DATA SECTION:
+ + + + +
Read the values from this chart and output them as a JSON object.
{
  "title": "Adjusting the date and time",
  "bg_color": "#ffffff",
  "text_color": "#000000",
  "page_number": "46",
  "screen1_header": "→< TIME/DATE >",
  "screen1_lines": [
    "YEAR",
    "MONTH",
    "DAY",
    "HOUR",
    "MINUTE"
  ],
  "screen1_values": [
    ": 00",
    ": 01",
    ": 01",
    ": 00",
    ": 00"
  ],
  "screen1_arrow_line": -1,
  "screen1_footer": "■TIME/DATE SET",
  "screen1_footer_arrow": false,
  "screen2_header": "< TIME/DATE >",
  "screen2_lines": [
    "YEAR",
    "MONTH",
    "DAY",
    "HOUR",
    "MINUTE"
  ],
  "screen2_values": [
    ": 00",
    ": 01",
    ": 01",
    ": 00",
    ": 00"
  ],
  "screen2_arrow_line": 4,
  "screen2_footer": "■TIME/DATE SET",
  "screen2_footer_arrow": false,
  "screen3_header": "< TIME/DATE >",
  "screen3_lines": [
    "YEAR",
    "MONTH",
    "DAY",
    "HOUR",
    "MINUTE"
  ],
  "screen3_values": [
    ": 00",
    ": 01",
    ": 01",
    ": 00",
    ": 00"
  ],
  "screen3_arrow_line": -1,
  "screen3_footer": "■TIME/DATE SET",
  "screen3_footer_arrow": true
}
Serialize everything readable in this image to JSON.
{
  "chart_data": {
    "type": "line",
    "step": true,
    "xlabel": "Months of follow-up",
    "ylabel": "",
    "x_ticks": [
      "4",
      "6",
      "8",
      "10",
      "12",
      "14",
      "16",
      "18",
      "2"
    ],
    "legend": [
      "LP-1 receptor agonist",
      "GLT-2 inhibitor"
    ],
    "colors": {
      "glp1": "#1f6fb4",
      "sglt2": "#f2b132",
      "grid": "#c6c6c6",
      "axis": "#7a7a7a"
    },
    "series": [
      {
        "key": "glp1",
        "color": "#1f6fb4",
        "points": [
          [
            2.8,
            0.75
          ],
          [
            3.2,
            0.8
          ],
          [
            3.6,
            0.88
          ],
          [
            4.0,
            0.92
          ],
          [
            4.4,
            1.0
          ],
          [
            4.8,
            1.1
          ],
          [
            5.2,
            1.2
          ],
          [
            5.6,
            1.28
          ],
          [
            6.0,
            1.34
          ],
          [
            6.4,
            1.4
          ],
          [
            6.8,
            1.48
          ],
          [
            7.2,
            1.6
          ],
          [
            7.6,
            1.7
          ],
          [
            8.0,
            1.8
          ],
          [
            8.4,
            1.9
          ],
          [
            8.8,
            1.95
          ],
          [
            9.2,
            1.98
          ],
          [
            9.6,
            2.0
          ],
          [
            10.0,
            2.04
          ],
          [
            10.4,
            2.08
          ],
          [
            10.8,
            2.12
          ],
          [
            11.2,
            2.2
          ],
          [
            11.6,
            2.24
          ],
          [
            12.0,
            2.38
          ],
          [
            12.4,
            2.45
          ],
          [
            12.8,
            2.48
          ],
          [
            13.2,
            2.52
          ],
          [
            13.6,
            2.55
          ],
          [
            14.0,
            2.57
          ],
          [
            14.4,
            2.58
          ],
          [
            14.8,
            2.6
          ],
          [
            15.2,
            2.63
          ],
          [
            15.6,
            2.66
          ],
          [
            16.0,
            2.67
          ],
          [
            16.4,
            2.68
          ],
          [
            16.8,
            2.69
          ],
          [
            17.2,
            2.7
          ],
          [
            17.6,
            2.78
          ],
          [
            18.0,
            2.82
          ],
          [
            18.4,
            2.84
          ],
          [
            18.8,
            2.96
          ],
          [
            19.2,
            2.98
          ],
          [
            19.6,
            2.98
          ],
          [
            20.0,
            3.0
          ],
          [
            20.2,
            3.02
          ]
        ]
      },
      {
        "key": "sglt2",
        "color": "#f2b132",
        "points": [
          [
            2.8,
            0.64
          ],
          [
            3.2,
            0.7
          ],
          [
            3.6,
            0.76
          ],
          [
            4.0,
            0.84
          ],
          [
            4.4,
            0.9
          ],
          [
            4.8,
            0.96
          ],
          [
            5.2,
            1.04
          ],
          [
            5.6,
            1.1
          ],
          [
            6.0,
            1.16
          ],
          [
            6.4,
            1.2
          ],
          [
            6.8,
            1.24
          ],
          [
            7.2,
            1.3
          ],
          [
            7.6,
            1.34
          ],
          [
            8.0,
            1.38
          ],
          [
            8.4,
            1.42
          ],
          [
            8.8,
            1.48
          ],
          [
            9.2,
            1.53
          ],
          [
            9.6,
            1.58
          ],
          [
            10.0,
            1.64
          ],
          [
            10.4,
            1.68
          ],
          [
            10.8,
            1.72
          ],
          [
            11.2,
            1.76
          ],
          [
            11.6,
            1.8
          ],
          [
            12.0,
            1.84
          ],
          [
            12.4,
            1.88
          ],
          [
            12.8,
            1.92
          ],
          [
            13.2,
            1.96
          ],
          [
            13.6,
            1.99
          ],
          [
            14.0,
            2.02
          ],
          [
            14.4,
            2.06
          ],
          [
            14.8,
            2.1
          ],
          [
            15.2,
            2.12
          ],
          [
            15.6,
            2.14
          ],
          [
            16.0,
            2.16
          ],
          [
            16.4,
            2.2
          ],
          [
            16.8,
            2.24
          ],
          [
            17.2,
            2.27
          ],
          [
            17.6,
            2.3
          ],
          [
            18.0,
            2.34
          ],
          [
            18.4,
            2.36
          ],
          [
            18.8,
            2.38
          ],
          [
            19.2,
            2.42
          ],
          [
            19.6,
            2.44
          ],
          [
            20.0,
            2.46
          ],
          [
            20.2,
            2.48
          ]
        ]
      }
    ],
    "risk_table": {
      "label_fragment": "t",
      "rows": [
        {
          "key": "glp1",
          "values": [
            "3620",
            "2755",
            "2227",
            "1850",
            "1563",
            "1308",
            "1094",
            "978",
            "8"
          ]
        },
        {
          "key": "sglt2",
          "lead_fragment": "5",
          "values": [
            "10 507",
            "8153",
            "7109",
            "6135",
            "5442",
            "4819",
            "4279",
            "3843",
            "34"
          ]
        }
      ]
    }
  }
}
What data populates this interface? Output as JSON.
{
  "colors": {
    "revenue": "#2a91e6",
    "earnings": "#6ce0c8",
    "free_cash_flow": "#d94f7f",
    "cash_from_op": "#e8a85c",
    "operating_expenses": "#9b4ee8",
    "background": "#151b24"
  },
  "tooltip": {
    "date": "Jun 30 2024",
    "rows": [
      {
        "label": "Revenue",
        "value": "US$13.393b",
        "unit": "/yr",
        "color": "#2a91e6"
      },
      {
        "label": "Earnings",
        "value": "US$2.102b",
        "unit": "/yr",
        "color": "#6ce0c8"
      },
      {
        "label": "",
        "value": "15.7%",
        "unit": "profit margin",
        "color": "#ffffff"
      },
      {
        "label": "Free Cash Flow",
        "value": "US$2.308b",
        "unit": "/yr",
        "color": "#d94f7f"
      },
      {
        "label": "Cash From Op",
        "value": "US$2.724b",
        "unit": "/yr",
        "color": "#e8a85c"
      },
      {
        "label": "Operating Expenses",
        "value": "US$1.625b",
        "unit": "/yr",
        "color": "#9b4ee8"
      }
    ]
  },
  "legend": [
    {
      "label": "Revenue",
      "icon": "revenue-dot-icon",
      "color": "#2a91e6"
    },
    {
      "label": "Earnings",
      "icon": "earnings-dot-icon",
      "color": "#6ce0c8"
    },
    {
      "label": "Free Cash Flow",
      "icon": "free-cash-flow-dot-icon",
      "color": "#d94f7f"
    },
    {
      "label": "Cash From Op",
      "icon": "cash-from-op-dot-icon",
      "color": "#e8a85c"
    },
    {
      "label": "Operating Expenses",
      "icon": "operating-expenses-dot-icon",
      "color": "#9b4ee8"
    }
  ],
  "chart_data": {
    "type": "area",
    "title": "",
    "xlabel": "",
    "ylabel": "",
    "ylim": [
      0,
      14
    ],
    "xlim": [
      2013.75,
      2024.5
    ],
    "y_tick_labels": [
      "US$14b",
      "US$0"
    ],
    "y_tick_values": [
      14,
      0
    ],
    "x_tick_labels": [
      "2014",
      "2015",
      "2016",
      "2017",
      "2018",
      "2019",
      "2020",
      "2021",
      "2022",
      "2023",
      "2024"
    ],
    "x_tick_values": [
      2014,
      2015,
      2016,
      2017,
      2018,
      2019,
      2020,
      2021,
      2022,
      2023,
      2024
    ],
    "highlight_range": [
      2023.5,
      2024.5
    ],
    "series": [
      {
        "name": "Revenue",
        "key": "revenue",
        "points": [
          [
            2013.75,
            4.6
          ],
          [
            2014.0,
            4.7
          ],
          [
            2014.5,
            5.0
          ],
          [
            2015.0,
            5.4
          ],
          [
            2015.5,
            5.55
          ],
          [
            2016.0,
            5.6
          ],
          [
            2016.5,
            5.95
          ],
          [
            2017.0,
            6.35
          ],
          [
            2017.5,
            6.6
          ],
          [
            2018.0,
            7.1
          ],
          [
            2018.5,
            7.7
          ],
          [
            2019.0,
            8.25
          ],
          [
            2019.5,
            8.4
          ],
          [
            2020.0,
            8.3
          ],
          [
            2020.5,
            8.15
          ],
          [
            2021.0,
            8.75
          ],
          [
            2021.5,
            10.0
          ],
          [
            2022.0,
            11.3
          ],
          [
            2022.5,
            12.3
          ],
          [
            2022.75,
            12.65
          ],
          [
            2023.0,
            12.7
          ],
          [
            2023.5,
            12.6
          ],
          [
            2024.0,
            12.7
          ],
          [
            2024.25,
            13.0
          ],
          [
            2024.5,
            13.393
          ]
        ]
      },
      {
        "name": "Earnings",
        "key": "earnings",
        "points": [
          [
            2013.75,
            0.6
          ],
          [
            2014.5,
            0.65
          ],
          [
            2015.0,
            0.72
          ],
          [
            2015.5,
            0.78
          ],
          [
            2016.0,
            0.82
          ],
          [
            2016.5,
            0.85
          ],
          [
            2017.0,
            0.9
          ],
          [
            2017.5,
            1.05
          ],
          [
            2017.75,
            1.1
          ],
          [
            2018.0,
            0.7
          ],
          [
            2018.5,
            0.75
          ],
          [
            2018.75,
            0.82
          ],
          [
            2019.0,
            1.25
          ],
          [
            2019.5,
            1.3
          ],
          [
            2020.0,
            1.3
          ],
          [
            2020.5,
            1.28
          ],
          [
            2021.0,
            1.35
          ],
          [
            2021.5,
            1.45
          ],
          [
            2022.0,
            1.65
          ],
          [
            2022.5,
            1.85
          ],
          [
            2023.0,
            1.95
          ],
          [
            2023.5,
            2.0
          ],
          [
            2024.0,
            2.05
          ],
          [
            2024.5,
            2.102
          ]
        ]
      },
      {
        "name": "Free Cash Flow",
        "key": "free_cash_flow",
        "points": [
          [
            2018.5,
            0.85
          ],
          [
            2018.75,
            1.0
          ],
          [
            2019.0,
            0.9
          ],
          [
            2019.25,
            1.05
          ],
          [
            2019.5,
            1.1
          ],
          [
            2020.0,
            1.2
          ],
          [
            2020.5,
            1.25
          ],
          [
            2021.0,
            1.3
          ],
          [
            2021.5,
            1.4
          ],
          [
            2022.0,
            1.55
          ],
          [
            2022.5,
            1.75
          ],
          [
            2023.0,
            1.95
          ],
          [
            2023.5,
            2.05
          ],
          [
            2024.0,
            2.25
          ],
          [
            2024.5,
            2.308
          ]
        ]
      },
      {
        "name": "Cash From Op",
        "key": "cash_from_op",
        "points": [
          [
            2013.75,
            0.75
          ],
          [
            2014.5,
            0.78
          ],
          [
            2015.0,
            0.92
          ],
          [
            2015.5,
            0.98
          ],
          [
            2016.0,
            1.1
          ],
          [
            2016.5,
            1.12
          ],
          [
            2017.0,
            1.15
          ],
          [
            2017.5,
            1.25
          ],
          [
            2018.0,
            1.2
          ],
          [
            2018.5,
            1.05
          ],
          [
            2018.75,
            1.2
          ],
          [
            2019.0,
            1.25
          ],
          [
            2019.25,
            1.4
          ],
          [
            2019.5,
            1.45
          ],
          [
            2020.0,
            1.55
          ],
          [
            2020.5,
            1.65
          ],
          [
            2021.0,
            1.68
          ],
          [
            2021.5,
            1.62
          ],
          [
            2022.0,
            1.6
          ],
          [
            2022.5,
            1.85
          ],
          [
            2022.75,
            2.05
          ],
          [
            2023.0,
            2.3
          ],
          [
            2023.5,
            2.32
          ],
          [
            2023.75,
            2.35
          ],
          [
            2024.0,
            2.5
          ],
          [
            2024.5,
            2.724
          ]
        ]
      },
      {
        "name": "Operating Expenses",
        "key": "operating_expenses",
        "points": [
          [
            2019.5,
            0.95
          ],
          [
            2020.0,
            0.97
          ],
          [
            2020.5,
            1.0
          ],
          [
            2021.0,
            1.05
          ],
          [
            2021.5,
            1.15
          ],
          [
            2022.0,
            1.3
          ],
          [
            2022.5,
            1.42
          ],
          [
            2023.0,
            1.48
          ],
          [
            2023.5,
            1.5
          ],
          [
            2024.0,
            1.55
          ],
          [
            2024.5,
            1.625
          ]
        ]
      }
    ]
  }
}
+ + + + +
GOAL: Track down every line with the word "this" and copy it.

EXERCISE RESPONSE:
Read the values from this chart and output them as a JSON object.
Serialize everything readable in this image to JSON.
What data populates this interface? Output as JSON.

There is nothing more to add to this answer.